(Layout annotation data)
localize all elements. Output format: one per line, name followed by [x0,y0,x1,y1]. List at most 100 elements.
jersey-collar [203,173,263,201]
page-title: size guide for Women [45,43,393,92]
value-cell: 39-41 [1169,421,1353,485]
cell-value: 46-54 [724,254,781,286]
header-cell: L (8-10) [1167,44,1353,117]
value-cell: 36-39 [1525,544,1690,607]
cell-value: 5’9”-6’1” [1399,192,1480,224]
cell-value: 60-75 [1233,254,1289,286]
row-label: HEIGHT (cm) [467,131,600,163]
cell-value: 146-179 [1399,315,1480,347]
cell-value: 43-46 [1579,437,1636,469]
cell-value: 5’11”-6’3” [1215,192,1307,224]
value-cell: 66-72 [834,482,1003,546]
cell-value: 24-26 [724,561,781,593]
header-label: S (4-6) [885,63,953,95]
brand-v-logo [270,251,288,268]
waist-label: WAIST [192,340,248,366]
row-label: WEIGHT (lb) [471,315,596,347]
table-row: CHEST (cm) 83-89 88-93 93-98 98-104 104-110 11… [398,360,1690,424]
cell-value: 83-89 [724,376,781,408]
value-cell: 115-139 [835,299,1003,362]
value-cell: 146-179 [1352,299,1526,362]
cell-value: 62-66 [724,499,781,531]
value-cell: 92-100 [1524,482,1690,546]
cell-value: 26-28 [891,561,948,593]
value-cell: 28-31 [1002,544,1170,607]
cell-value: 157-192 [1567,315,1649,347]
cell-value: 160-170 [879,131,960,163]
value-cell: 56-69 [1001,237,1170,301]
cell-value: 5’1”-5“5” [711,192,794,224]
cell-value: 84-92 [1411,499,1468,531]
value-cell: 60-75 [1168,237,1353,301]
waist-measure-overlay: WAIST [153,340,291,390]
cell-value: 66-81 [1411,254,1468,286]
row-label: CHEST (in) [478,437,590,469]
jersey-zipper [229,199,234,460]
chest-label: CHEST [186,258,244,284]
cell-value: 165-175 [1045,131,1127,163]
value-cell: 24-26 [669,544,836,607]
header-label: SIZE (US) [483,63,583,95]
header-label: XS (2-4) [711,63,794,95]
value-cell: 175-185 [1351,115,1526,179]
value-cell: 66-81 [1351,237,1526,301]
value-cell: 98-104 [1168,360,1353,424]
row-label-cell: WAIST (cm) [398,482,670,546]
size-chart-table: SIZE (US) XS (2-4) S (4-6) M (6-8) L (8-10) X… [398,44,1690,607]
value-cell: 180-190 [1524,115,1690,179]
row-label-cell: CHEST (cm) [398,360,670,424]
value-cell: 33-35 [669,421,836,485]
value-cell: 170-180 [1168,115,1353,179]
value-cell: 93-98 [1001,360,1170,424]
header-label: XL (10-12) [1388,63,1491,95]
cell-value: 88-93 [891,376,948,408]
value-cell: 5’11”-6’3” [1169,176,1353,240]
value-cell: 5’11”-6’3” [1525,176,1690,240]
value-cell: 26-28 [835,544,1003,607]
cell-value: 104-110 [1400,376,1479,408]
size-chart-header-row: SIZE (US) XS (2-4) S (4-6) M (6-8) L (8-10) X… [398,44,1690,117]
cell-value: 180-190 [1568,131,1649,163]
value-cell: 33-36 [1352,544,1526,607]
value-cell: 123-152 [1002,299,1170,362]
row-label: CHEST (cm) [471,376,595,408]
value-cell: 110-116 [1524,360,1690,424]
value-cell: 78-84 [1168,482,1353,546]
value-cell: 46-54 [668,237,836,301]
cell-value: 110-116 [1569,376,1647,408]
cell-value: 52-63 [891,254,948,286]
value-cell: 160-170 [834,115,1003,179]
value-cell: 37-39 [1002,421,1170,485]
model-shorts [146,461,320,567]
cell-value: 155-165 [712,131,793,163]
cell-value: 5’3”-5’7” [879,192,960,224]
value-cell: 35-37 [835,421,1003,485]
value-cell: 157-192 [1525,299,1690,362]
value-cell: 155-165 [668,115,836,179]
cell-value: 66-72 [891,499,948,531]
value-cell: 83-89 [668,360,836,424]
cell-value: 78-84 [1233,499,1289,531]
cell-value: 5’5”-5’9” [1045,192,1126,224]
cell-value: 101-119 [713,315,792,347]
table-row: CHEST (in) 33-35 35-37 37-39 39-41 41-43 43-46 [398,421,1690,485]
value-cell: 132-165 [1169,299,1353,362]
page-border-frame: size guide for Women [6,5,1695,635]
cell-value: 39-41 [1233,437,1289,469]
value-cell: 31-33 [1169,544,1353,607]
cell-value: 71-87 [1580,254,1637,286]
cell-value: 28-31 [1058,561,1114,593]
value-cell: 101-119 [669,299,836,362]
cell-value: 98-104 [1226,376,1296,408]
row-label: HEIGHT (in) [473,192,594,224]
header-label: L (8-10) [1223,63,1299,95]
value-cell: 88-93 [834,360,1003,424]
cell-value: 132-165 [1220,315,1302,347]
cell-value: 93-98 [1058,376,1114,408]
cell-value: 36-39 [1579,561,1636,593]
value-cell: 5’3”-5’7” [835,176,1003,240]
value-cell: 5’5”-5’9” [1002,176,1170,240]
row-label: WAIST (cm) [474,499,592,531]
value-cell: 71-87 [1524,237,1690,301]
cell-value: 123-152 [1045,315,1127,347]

WHAT IS BEING ASKED: Copy every line of the material above without changing a single character.

EXPECTED ANSWER:
localize all elements. Output format: one per line, name followed by [x0,y0,x1,y1]. List at most 100 elements.
jersey-collar [203,173,263,201]
page-title: size guide for Women [45,43,393,92]
value-cell: 39-41 [1169,421,1353,485]
cell-value: 46-54 [724,254,781,286]
header-cell: L (8-10) [1167,44,1353,117]
value-cell: 36-39 [1525,544,1690,607]
cell-value: 5’9”-6’1” [1399,192,1480,224]
cell-value: 60-75 [1233,254,1289,286]
row-label: HEIGHT (cm) [467,131,600,163]
cell-value: 146-179 [1399,315,1480,347]
cell-value: 43-46 [1579,437,1636,469]
cell-value: 5’11”-6’3” [1215,192,1307,224]
value-cell: 66-72 [834,482,1003,546]
cell-value: 24-26 [724,561,781,593]
header-label: S (4-6) [885,63,953,95]
brand-v-logo [270,251,288,268]
waist-label: WAIST [192,340,248,366]
row-label: WEIGHT (lb) [471,315,596,347]
table-row: CHEST (cm) 83-89 88-93 93-98 98-104 104-110 11… [398,360,1690,424]
cell-value: 83-89 [724,376,781,408]
value-cell: 115-139 [835,299,1003,362]
value-cell: 146-179 [1352,299,1526,362]
cell-value: 62-66 [724,499,781,531]
value-cell: 92-100 [1524,482,1690,546]
cell-value: 26-28 [891,561,948,593]
value-cell: 28-31 [1002,544,1170,607]
cell-value: 157-192 [1567,315,1649,347]
cell-value: 160-170 [879,131,960,163]
value-cell: 56-69 [1001,237,1170,301]
cell-value: 5’1”-5“5” [711,192,794,224]
cell-value: 84-92 [1411,499,1468,531]
value-cell: 60-75 [1168,237,1353,301]
waist-measure-overlay: WAIST [153,340,291,390]
cell-value: 66-81 [1411,254,1468,286]
row-label: CHEST (in) [478,437,590,469]
jersey-zipper [229,199,234,460]
chest-label: CHEST [186,258,244,284]
cell-value: 165-175 [1045,131,1127,163]
value-cell: 24-26 [669,544,836,607]
header-label: SIZE (US) [483,63,583,95]
header-label: XS (2-4) [711,63,794,95]
value-cell: 175-185 [1351,115,1526,179]
value-cell: 66-81 [1351,237,1526,301]
value-cell: 98-104 [1168,360,1353,424]
row-label-cell: WAIST (cm) [398,482,670,546]
size-chart-table: SIZE (US) XS (2-4) S (4-6) M (6-8) L (8-10) X… [398,44,1690,607]
value-cell: 180-190 [1524,115,1690,179]
row-label-cell: CHEST (cm) [398,360,670,424]
value-cell: 33-35 [669,421,836,485]
value-cell: 170-180 [1168,115,1353,179]
value-cell: 93-98 [1001,360,1170,424]
header-label: XL (10-12) [1388,63,1491,95]
cell-value: 88-93 [891,376,948,408]
value-cell: 5’11”-6’3” [1169,176,1353,240]
value-cell: 5’11”-6’3” [1525,176,1690,240]
value-cell: 26-28 [835,544,1003,607]
cell-value: 104-110 [1400,376,1479,408]
size-chart-header-row: SIZE (US) XS (2-4) S (4-6) M (6-8) L (8-10) X… [398,44,1690,117]
cell-value: 180-190 [1568,131,1649,163]
value-cell: 33-36 [1352,544,1526,607]
value-cell: 123-152 [1002,299,1170,362]
row-label: CHEST (cm) [471,376,595,408]
value-cell: 110-116 [1524,360,1690,424]
value-cell: 78-84 [1168,482,1353,546]
value-cell: 46-54 [668,237,836,301]
cell-value: 110-116 [1569,376,1647,408]
cell-value: 52-63 [891,254,948,286]
value-cell: 160-170 [834,115,1003,179]
value-cell: 37-39 [1002,421,1170,485]
model-shorts [146,461,320,567]
cell-value: 155-165 [712,131,793,163]
cell-value: 5’3”-5’7” [879,192,960,224]
value-cell: 35-37 [835,421,1003,485]
value-cell: 157-192 [1525,299,1690,362]
value-cell: 155-165 [668,115,836,179]
cell-value: 66-72 [891,499,948,531]
value-cell: 83-89 [668,360,836,424]
cell-value: 78-84 [1233,499,1289,531]
cell-value: 5’5”-5’9” [1045,192,1126,224]
cell-value: 101-119 [713,315,792,347]
table-row: CHEST (in) 33-35 35-37 37-39 39-41 41-43 43-46 [398,421,1690,485]
value-cell: 132-165 [1169,299,1353,362]
page-border-frame: size guide for Women [6,5,1695,635]
cell-value: 39-41 [1233,437,1289,469]
value-cell: 31-33 [1169,544,1353,607]
cell-value: 71-87 [1580,254,1637,286]
cell-value: 28-31 [1058,561,1114,593]
value-cell: 101-119 [669,299,836,362]
cell-value: 98-104 [1226,376,1296,408]
row-label: HEIGHT (in) [473,192,594,224]
header-label: L (8-10) [1223,63,1299,95]
value-cell: 88-93 [834,360,1003,424]
cell-value: 132-165 [1220,315,1302,347]
cell-value: 93-98 [1058,376,1114,408]
cell-value: 36-39 [1579,561,1636,593]
value-cell: 5’3”-5’7” [835,176,1003,240]
value-cell: 5’5”-5’9” [1002,176,1170,240]
row-label: WAIST (cm) [474,499,592,531]
value-cell: 71-87 [1524,237,1690,301]
cell-value: 123-152 [1045,315,1127,347]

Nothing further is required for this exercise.